Written request:
Look for the word "zoom" in each line and report the count of matching lines, with nothing added.

▬▬▬

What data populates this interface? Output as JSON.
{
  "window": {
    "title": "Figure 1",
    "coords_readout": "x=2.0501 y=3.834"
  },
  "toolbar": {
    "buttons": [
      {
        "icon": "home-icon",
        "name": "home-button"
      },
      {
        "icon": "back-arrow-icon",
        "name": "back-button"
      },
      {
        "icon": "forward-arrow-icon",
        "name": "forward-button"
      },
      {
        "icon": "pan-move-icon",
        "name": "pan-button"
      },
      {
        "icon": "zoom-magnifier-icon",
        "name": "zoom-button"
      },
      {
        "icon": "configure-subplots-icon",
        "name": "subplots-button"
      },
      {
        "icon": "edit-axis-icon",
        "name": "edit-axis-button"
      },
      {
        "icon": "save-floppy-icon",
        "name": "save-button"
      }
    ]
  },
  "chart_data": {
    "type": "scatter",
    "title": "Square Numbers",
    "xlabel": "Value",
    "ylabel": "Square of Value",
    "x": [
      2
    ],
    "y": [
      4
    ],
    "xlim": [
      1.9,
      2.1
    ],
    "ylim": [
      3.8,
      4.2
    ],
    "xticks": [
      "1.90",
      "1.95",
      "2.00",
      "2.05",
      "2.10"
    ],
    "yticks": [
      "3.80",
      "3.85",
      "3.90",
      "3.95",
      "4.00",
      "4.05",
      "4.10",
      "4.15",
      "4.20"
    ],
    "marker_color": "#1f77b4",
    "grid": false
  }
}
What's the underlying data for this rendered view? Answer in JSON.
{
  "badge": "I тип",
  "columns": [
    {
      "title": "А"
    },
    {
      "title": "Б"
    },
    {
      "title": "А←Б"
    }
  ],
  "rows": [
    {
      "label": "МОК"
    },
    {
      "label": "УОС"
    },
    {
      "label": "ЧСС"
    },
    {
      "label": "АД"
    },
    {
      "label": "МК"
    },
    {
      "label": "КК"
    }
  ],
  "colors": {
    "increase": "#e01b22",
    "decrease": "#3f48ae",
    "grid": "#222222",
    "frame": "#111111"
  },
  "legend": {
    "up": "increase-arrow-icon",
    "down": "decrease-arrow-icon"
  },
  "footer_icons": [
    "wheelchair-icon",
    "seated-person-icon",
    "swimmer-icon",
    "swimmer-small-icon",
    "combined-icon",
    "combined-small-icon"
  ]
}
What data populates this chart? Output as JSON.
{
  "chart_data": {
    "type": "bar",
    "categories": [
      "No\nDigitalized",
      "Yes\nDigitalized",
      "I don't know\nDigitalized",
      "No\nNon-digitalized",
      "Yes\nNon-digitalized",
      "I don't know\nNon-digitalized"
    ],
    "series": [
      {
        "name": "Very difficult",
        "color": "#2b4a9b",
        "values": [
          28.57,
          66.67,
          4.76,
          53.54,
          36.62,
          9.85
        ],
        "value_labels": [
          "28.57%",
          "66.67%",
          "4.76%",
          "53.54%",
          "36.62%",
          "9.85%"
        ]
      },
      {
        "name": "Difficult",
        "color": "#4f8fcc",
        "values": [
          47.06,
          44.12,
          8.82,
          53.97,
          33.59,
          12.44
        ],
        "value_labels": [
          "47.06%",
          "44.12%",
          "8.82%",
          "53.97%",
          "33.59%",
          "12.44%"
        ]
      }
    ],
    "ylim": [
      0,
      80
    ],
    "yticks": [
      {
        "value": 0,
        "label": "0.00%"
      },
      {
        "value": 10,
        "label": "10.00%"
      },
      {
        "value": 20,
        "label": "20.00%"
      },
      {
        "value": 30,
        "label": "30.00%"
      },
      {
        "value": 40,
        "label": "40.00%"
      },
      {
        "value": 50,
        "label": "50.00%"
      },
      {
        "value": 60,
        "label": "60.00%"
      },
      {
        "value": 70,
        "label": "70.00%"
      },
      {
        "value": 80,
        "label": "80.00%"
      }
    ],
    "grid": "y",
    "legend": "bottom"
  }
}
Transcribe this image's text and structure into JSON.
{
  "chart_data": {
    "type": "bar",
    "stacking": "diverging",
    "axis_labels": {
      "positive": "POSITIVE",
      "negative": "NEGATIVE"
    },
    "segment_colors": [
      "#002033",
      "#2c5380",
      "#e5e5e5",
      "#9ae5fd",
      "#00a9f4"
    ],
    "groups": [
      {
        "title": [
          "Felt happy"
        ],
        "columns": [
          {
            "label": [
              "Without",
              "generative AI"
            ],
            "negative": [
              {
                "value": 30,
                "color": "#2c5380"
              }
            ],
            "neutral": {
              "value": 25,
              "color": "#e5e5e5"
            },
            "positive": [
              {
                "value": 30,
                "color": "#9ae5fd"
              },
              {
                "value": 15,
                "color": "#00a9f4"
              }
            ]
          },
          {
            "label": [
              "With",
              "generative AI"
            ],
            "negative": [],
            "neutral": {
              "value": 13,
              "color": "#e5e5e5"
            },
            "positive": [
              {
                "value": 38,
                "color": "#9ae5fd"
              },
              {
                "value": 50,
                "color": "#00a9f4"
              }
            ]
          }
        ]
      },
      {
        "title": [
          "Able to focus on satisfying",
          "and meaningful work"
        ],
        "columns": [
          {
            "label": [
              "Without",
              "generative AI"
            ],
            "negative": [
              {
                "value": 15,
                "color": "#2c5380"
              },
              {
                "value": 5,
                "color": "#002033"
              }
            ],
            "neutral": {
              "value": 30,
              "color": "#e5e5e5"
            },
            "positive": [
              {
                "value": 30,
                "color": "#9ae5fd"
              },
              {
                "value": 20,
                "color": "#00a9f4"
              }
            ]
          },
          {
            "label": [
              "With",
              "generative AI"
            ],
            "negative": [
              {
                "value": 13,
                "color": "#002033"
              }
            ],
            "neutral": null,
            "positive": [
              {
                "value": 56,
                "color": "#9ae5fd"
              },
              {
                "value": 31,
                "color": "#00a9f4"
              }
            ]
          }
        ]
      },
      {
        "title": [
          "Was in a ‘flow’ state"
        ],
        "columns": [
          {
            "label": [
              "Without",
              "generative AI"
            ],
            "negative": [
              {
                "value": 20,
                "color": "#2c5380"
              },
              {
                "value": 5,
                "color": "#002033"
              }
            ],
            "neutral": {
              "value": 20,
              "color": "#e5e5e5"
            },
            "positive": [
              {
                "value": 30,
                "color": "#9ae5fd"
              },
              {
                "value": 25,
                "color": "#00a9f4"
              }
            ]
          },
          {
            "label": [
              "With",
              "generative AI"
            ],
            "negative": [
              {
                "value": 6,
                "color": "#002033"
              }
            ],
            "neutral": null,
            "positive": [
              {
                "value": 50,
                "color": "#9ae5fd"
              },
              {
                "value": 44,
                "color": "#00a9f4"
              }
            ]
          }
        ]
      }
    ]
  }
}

▬▬▬

Output for this exercise:
2